- **EXERCISE DESCRIPTION**
Please return each entry that follows exactly as written, and keep the pictures out.

[Page and application data records]
Content starts

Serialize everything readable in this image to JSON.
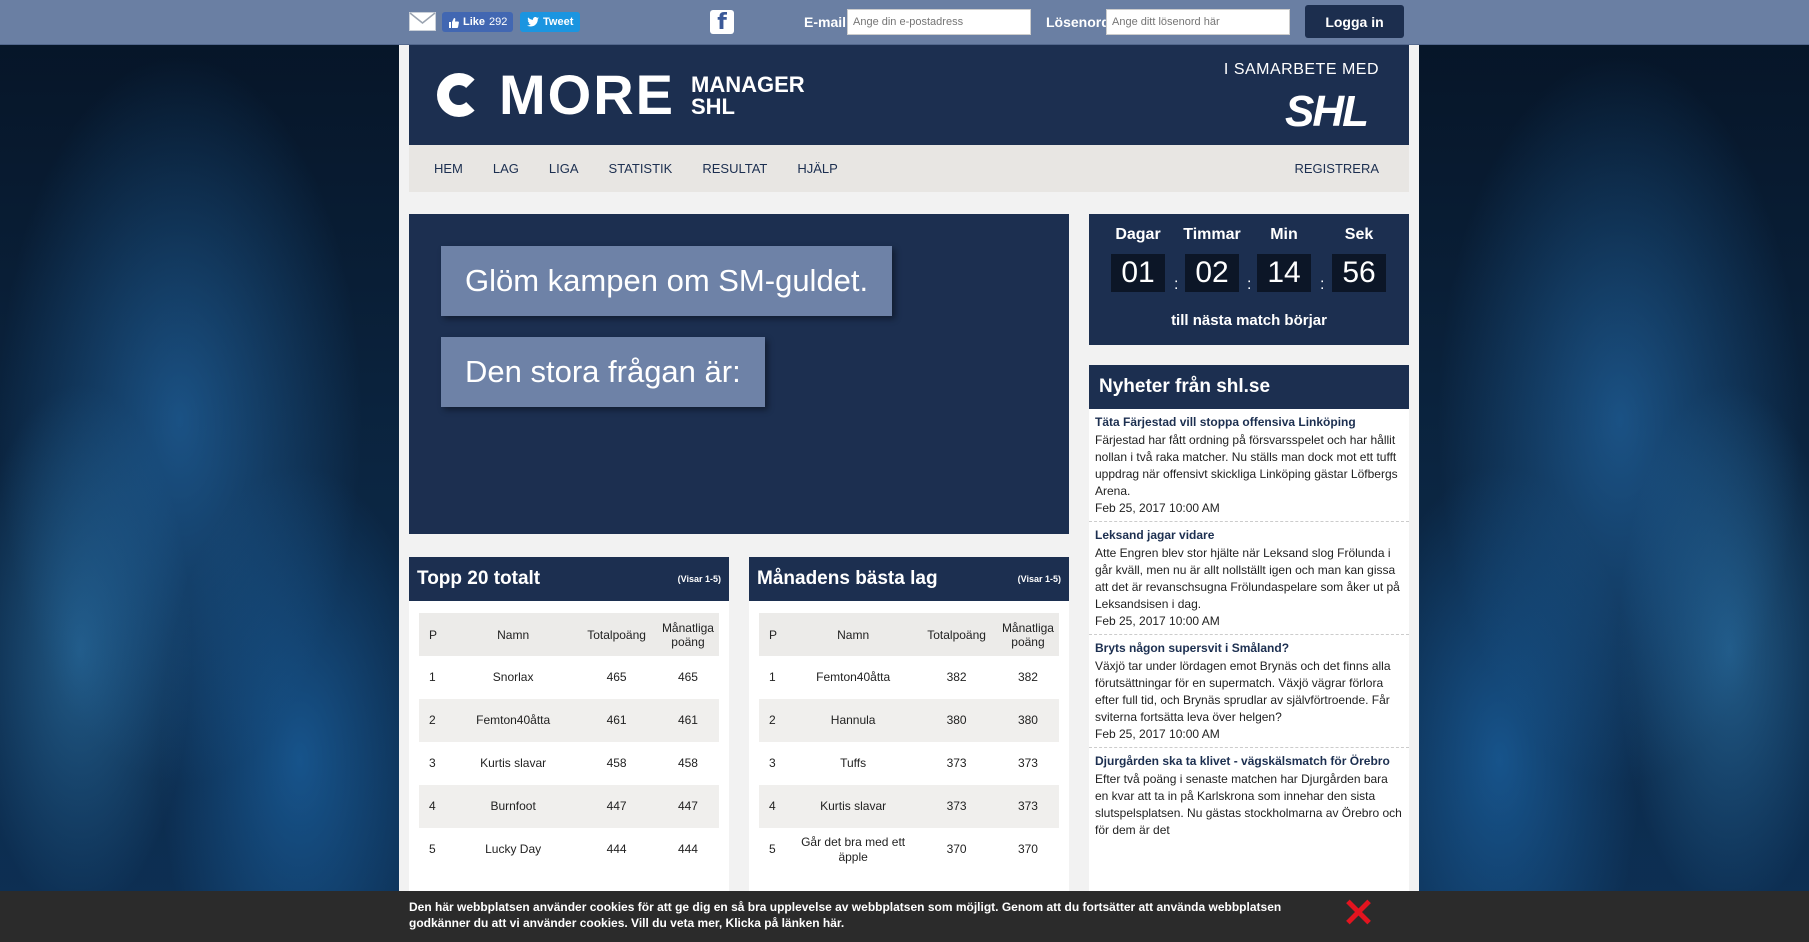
{
  "topbar": {
    "like_label": "Like",
    "like_count": "292",
    "tweet_label": "Tweet",
    "email_label": "E-mail",
    "email_placeholder": "Ange din e-postadress",
    "password_label": "Lösenord",
    "password_placeholder": "Ange ditt lösenord här",
    "login_label": "Logga in"
  },
  "header": {
    "logo_main": "MORE",
    "logo_line1": "MANAGER",
    "logo_line2": "SHL",
    "partner_text": "I SAMARBETE MED",
    "partner_logo": "SHL"
  },
  "nav": {
    "items": [
      "HEM",
      "LAG",
      "LIGA",
      "STATISTIK",
      "RESULTAT",
      "HJÄLP"
    ],
    "register": "REGISTRERA"
  },
  "hero": {
    "line1": "Glöm kampen om SM-guldet.",
    "line2": "Den stora frågan är:"
  },
  "countdown": {
    "labels": [
      "Dagar",
      "Timmar",
      "Min",
      "Sek"
    ],
    "values": [
      "01",
      "02",
      "14",
      "56"
    ],
    "footer": "till nästa match börjar"
  },
  "news": {
    "title": "Nyheter från shl.se",
    "items": [
      {
        "title": "Täta Färjestad vill stoppa offensiva Linköping",
        "body": "Färjestad har fått ordning på försvarsspelet och har hållit nollan i två raka matcher. Nu ställs man dock mot ett tufft uppdrag när offensivt skickliga Linköping gästar Löfbergs Arena.",
        "date": "Feb 25, 2017 10:00 AM"
      },
      {
        "title": "Leksand jagar vidare",
        "body": "Atte Engren blev stor hjälte när Leksand slog Frölunda i går kväll, men nu är allt nollställt igen och man kan gissa att det är revanschsugna Frölundaspelare som åker ut på Leksandsisen i dag.",
        "date": "Feb 25, 2017 10:00 AM"
      },
      {
        "title": "Bryts någon supersvit i Småland?",
        "body": "Växjö tar under lördagen emot Brynäs och det finns alla förutsättningar för en supermatch. Växjö vägrar förlora efter full tid, och Brynäs sprudlar av självförtroende. Får sviterna fortsätta leva över helgen?",
        "date": "Feb 25, 2017 10:00 AM"
      },
      {
        "title": "Djurgården ska ta klivet - vägskälsmatch för Örebro",
        "body": "Efter två poäng i senaste matchen har Djurgården bara en kvar att ta in på Karlskrona som innehar den sista slutspelsplatsen. Nu gästas stockholmarna av Örebro och för dem är det",
        "date": ""
      }
    ]
  },
  "top20": {
    "title": "Topp 20 totalt",
    "tag": "(Visar 1-5)",
    "headers": [
      "P",
      "Namn",
      "Totalpoäng",
      "Månatliga poäng"
    ],
    "rows": [
      [
        "1",
        "Snorlax",
        "465",
        "465"
      ],
      [
        "2",
        "Femton40åtta",
        "461",
        "461"
      ],
      [
        "3",
        "Kurtis slavar",
        "458",
        "458"
      ],
      [
        "4",
        "Burnfoot",
        "447",
        "447"
      ],
      [
        "5",
        "Lucky Day",
        "444",
        "444"
      ]
    ]
  },
  "monthly": {
    "title": "Månadens bästa lag",
    "tag": "(Visar 1-5)",
    "headers": [
      "P",
      "Namn",
      "Totalpoäng",
      "Månatliga poäng"
    ],
    "rows": [
      [
        "1",
        "Femton40åtta",
        "382",
        "382"
      ],
      [
        "2",
        "Hannula",
        "380",
        "380"
      ],
      [
        "3",
        "Tuffs",
        "373",
        "373"
      ],
      [
        "4",
        "Kurtis slavar",
        "373",
        "373"
      ],
      [
        "5",
        "Går det bra med ett äpple",
        "370",
        "370"
      ]
    ]
  },
  "cookie": {
    "text": "Den här webbplatsen använder cookies för att ge dig en så bra upplevelse av webbplatsen som möjligt. Genom att du fortsätter att använda webbplatsen godkänner du att vi använder cookies. Vill du veta mer, Klicka på länken här."
  }
}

Content ends

- **WRITTEN SOLUTION**
Serialize everything readable in this image to JSON.
{
  "topbar": {
    "like_label": "Like",
    "like_count": "292",
    "tweet_label": "Tweet",
    "email_label": "E-mail",
    "email_placeholder": "Ange din e-postadress",
    "password_label": "Lösenord",
    "password_placeholder": "Ange ditt lösenord här",
    "login_label": "Logga in"
  },
  "header": {
    "logo_main": "MORE",
    "logo_line1": "MANAGER",
    "logo_line2": "SHL",
    "partner_text": "I SAMARBETE MED",
    "partner_logo": "SHL"
  },
  "nav": {
    "items": [
      "HEM",
      "LAG",
      "LIGA",
      "STATISTIK",
      "RESULTAT",
      "HJÄLP"
    ],
    "register": "REGISTRERA"
  },
  "hero": {
    "line1": "Glöm kampen om SM-guldet.",
    "line2": "Den stora frågan är:"
  },
  "countdown": {
    "labels": [
      "Dagar",
      "Timmar",
      "Min",
      "Sek"
    ],
    "values": [
      "01",
      "02",
      "14",
      "56"
    ],
    "footer": "till nästa match börjar"
  },
  "news": {
    "title": "Nyheter från shl.se",
    "items": [
      {
        "title": "Täta Färjestad vill stoppa offensiva Linköping",
        "body": "Färjestad har fått ordning på försvarsspelet och har hållit nollan i två raka matcher. Nu ställs man dock mot ett tufft uppdrag när offensivt skickliga Linköping gästar Löfbergs Arena.",
        "date": "Feb 25, 2017 10:00 AM"
      },
      {
        "title": "Leksand jagar vidare",
        "body": "Atte Engren blev stor hjälte när Leksand slog Frölunda i går kväll, men nu är allt nollställt igen och man kan gissa att det är revanschsugna Frölundaspelare som åker ut på Leksandsisen i dag.",
        "date": "Feb 25, 2017 10:00 AM"
      },
      {
        "title": "Bryts någon supersvit i Småland?",
        "body": "Växjö tar under lördagen emot Brynäs och det finns alla förutsättningar för en supermatch. Växjö vägrar förlora efter full tid, och Brynäs sprudlar av självförtroende. Får sviterna fortsätta leva över helgen?",
        "date": "Feb 25, 2017 10:00 AM"
      },
      {
        "title": "Djurgården ska ta klivet - vägskälsmatch för Örebro",
        "body": "Efter två poäng i senaste matchen har Djurgården bara en kvar att ta in på Karlskrona som innehar den sista slutspelsplatsen. Nu gästas stockholmarna av Örebro och för dem är det",
        "date": ""
      }
    ]
  },
  "top20": {
    "title": "Topp 20 totalt",
    "tag": "(Visar 1-5)",
    "headers": [
      "P",
      "Namn",
      "Totalpoäng",
      "Månatliga poäng"
    ],
    "rows": [
      [
        "1",
        "Snorlax",
        "465",
        "465"
      ],
      [
        "2",
        "Femton40åtta",
        "461",
        "461"
      ],
      [
        "3",
        "Kurtis slavar",
        "458",
        "458"
      ],
      [
        "4",
        "Burnfoot",
        "447",
        "447"
      ],
      [
        "5",
        "Lucky Day",
        "444",
        "444"
      ]
    ]
  },
  "monthly": {
    "title": "Månadens bästa lag",
    "tag": "(Visar 1-5)",
    "headers": [
      "P",
      "Namn",
      "Totalpoäng",
      "Månatliga poäng"
    ],
    "rows": [
      [
        "1",
        "Femton40åtta",
        "382",
        "382"
      ],
      [
        "2",
        "Hannula",
        "380",
        "380"
      ],
      [
        "3",
        "Tuffs",
        "373",
        "373"
      ],
      [
        "4",
        "Kurtis slavar",
        "373",
        "373"
      ],
      [
        "5",
        "Går det bra med ett äpple",
        "370",
        "370"
      ]
    ]
  },
  "cookie": {
    "text": "Den här webbplatsen använder cookies för att ge dig en så bra upplevelse av webbplatsen som möjligt. Genom att du fortsätter att använda webbplatsen godkänner du att vi använder cookies. Vill du veta mer, Klicka på länken här."
  }
}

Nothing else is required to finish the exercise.